» Short problem
Write out the whole listing word for word.

(Stored items)

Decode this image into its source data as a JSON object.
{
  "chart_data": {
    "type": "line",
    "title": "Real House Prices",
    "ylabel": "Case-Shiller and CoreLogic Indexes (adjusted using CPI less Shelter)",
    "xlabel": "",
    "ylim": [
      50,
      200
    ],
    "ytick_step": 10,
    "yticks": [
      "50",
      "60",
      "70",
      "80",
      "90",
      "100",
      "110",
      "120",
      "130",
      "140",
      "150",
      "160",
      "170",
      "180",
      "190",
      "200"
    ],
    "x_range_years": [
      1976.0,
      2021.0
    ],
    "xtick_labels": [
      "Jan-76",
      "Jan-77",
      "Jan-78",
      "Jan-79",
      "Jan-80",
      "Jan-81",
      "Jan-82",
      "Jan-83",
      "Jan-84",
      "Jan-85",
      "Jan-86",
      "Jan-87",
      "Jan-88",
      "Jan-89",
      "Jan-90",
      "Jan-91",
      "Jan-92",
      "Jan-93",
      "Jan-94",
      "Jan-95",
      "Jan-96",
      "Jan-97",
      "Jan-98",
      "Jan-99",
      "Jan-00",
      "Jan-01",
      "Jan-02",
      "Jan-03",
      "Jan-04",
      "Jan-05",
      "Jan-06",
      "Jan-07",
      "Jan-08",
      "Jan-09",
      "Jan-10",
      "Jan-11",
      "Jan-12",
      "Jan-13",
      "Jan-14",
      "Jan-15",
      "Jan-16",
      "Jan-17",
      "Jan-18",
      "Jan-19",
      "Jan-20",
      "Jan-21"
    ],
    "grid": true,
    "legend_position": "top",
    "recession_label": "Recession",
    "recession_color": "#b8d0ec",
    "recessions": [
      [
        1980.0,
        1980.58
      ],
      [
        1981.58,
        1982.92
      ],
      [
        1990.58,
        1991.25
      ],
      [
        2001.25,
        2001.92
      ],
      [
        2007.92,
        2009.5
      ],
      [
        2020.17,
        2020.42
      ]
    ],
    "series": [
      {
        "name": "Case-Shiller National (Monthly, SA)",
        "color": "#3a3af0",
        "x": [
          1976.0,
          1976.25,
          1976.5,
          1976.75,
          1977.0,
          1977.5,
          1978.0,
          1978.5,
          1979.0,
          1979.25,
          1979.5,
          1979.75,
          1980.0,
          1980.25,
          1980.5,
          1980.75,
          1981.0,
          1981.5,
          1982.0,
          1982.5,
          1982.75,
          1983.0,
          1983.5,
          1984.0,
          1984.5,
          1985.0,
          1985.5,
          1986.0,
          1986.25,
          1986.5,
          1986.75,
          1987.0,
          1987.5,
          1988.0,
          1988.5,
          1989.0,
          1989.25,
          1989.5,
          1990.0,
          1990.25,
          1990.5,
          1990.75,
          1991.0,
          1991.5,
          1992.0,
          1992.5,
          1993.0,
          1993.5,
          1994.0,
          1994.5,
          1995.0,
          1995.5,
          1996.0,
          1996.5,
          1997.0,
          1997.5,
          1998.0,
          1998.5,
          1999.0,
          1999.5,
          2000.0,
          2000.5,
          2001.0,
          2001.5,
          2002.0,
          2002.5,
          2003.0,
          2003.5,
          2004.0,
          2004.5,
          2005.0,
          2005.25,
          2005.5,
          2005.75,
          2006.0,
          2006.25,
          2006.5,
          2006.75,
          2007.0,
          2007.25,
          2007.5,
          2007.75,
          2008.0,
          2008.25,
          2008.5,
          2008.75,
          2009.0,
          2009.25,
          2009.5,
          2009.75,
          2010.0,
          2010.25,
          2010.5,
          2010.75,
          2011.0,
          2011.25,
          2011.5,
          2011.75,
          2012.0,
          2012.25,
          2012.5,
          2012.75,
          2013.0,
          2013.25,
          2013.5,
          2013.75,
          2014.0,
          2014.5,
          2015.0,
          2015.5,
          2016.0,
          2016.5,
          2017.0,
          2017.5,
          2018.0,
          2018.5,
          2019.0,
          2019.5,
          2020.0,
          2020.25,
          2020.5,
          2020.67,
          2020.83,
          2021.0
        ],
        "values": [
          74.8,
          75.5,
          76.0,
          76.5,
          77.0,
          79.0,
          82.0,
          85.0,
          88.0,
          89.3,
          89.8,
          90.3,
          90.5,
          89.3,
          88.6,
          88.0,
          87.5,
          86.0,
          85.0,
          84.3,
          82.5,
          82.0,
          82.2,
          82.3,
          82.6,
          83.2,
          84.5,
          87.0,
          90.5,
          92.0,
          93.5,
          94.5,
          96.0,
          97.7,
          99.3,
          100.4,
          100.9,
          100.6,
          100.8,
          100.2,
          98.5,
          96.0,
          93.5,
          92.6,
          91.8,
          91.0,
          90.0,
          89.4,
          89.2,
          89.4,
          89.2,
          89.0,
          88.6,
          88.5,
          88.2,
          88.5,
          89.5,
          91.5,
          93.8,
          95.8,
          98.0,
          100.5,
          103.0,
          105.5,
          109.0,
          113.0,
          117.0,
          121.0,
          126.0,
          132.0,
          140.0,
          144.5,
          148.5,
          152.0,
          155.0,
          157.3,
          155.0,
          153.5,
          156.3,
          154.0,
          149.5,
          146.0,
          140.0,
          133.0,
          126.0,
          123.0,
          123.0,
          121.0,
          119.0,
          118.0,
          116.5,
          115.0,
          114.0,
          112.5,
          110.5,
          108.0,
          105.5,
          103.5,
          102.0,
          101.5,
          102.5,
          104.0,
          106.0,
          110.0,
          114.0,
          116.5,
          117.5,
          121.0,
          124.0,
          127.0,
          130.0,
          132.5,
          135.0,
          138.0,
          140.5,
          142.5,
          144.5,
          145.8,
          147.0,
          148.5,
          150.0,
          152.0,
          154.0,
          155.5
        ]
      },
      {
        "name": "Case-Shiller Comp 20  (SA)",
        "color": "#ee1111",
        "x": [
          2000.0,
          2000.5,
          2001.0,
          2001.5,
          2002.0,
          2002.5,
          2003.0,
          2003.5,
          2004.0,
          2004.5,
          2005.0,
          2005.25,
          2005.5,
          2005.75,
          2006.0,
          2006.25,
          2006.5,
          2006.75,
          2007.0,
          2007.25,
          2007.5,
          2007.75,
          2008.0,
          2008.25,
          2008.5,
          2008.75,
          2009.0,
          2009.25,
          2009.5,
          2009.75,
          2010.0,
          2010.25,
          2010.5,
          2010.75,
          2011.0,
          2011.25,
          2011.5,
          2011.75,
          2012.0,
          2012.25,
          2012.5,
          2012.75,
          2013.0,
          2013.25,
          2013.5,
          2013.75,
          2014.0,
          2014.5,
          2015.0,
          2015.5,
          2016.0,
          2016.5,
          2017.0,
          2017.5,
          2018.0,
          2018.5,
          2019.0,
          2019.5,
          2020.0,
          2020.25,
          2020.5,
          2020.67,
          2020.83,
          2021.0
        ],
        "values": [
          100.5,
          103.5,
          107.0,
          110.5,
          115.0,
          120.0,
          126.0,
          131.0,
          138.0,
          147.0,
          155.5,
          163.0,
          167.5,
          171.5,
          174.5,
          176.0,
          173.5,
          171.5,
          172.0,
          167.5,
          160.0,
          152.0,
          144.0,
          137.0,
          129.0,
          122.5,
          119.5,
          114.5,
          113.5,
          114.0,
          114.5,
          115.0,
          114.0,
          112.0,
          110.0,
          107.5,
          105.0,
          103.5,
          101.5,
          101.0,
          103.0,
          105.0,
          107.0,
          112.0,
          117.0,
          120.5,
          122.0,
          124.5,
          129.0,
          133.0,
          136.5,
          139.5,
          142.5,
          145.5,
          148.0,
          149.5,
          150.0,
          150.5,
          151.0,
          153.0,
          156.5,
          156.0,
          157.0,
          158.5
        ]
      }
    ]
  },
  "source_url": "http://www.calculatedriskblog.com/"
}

» Problem solution
Decode this image into its source data as a JSON object.
{
  "chart_data": {
    "type": "line",
    "title": "Real House Prices",
    "ylabel": "Case-Shiller and CoreLogic Indexes (adjusted using CPI less Shelter)",
    "xlabel": "",
    "ylim": [
      50,
      200
    ],
    "ytick_step": 10,
    "yticks": [
      "50",
      "60",
      "70",
      "80",
      "90",
      "100",
      "110",
      "120",
      "130",
      "140",
      "150",
      "160",
      "170",
      "180",
      "190",
      "200"
    ],
    "x_range_years": [
      1976.0,
      2021.0
    ],
    "xtick_labels": [
      "Jan-76",
      "Jan-77",
      "Jan-78",
      "Jan-79",
      "Jan-80",
      "Jan-81",
      "Jan-82",
      "Jan-83",
      "Jan-84",
      "Jan-85",
      "Jan-86",
      "Jan-87",
      "Jan-88",
      "Jan-89",
      "Jan-90",
      "Jan-91",
      "Jan-92",
      "Jan-93",
      "Jan-94",
      "Jan-95",
      "Jan-96",
      "Jan-97",
      "Jan-98",
      "Jan-99",
      "Jan-00",
      "Jan-01",
      "Jan-02",
      "Jan-03",
      "Jan-04",
      "Jan-05",
      "Jan-06",
      "Jan-07",
      "Jan-08",
      "Jan-09",
      "Jan-10",
      "Jan-11",
      "Jan-12",
      "Jan-13",
      "Jan-14",
      "Jan-15",
      "Jan-16",
      "Jan-17",
      "Jan-18",
      "Jan-19",
      "Jan-20",
      "Jan-21"
    ],
    "grid": true,
    "legend_position": "top",
    "recession_label": "Recession",
    "recession_color": "#b8d0ec",
    "recessions": [
      [
        1980.0,
        1980.58
      ],
      [
        1981.58,
        1982.92
      ],
      [
        1990.58,
        1991.25
      ],
      [
        2001.25,
        2001.92
      ],
      [
        2007.92,
        2009.5
      ],
      [
        2020.17,
        2020.42
      ]
    ],
    "series": [
      {
        "name": "Case-Shiller National (Monthly, SA)",
        "color": "#3a3af0",
        "x": [
          1976.0,
          1976.25,
          1976.5,
          1976.75,
          1977.0,
          1977.5,
          1978.0,
          1978.5,
          1979.0,
          1979.25,
          1979.5,
          1979.75,
          1980.0,
          1980.25,
          1980.5,
          1980.75,
          1981.0,
          1981.5,
          1982.0,
          1982.5,
          1982.75,
          1983.0,
          1983.5,
          1984.0,
          1984.5,
          1985.0,
          1985.5,
          1986.0,
          1986.25,
          1986.5,
          1986.75,
          1987.0,
          1987.5,
          1988.0,
          1988.5,
          1989.0,
          1989.25,
          1989.5,
          1990.0,
          1990.25,
          1990.5,
          1990.75,
          1991.0,
          1991.5,
          1992.0,
          1992.5,
          1993.0,
          1993.5,
          1994.0,
          1994.5,
          1995.0,
          1995.5,
          1996.0,
          1996.5,
          1997.0,
          1997.5,
          1998.0,
          1998.5,
          1999.0,
          1999.5,
          2000.0,
          2000.5,
          2001.0,
          2001.5,
          2002.0,
          2002.5,
          2003.0,
          2003.5,
          2004.0,
          2004.5,
          2005.0,
          2005.25,
          2005.5,
          2005.75,
          2006.0,
          2006.25,
          2006.5,
          2006.75,
          2007.0,
          2007.25,
          2007.5,
          2007.75,
          2008.0,
          2008.25,
          2008.5,
          2008.75,
          2009.0,
          2009.25,
          2009.5,
          2009.75,
          2010.0,
          2010.25,
          2010.5,
          2010.75,
          2011.0,
          2011.25,
          2011.5,
          2011.75,
          2012.0,
          2012.25,
          2012.5,
          2012.75,
          2013.0,
          2013.25,
          2013.5,
          2013.75,
          2014.0,
          2014.5,
          2015.0,
          2015.5,
          2016.0,
          2016.5,
          2017.0,
          2017.5,
          2018.0,
          2018.5,
          2019.0,
          2019.5,
          2020.0,
          2020.25,
          2020.5,
          2020.67,
          2020.83,
          2021.0
        ],
        "values": [
          74.8,
          75.5,
          76.0,
          76.5,
          77.0,
          79.0,
          82.0,
          85.0,
          88.0,
          89.3,
          89.8,
          90.3,
          90.5,
          89.3,
          88.6,
          88.0,
          87.5,
          86.0,
          85.0,
          84.3,
          82.5,
          82.0,
          82.2,
          82.3,
          82.6,
          83.2,
          84.5,
          87.0,
          90.5,
          92.0,
          93.5,
          94.5,
          96.0,
          97.7,
          99.3,
          100.4,
          100.9,
          100.6,
          100.8,
          100.2,
          98.5,
          96.0,
          93.5,
          92.6,
          91.8,
          91.0,
          90.0,
          89.4,
          89.2,
          89.4,
          89.2,
          89.0,
          88.6,
          88.5,
          88.2,
          88.5,
          89.5,
          91.5,
          93.8,
          95.8,
          98.0,
          100.5,
          103.0,
          105.5,
          109.0,
          113.0,
          117.0,
          121.0,
          126.0,
          132.0,
          140.0,
          144.5,
          148.5,
          152.0,
          155.0,
          157.3,
          155.0,
          153.5,
          156.3,
          154.0,
          149.5,
          146.0,
          140.0,
          133.0,
          126.0,
          123.0,
          123.0,
          121.0,
          119.0,
          118.0,
          116.5,
          115.0,
          114.0,
          112.5,
          110.5,
          108.0,
          105.5,
          103.5,
          102.0,
          101.5,
          102.5,
          104.0,
          106.0,
          110.0,
          114.0,
          116.5,
          117.5,
          121.0,
          124.0,
          127.0,
          130.0,
          132.5,
          135.0,
          138.0,
          140.5,
          142.5,
          144.5,
          145.8,
          147.0,
          148.5,
          150.0,
          152.0,
          154.0,
          155.5
        ]
      },
      {
        "name": "Case-Shiller Comp 20  (SA)",
        "color": "#ee1111",
        "x": [
          2000.0,
          2000.5,
          2001.0,
          2001.5,
          2002.0,
          2002.5,
          2003.0,
          2003.5,
          2004.0,
          2004.5,
          2005.0,
          2005.25,
          2005.5,
          2005.75,
          2006.0,
          2006.25,
          2006.5,
          2006.75,
          2007.0,
          2007.25,
          2007.5,
          2007.75,
          2008.0,
          2008.25,
          2008.5,
          2008.75,
          2009.0,
          2009.25,
          2009.5,
          2009.75,
          2010.0,
          2010.25,
          2010.5,
          2010.75,
          2011.0,
          2011.25,
          2011.5,
          2011.75,
          2012.0,
          2012.25,
          2012.5,
          2012.75,
          2013.0,
          2013.25,
          2013.5,
          2013.75,
          2014.0,
          2014.5,
          2015.0,
          2015.5,
          2016.0,
          2016.5,
          2017.0,
          2017.5,
          2018.0,
          2018.5,
          2019.0,
          2019.5,
          2020.0,
          2020.25,
          2020.5,
          2020.67,
          2020.83,
          2021.0
        ],
        "values": [
          100.5,
          103.5,
          107.0,
          110.5,
          115.0,
          120.0,
          126.0,
          131.0,
          138.0,
          147.0,
          155.5,
          163.0,
          167.5,
          171.5,
          174.5,
          176.0,
          173.5,
          171.5,
          172.0,
          167.5,
          160.0,
          152.0,
          144.0,
          137.0,
          129.0,
          122.5,
          119.5,
          114.5,
          113.5,
          114.0,
          114.5,
          115.0,
          114.0,
          112.0,
          110.0,
          107.5,
          105.0,
          103.5,
          101.5,
          101.0,
          103.0,
          105.0,
          107.0,
          112.0,
          117.0,
          120.5,
          122.0,
          124.5,
          129.0,
          133.0,
          136.5,
          139.5,
          142.5,
          145.5,
          148.0,
          149.5,
          150.0,
          150.5,
          151.0,
          153.0,
          156.5,
          156.0,
          157.0,
          158.5
        ]
      }
    ]
  },
  "source_url": "http://www.calculatedriskblog.com/"
}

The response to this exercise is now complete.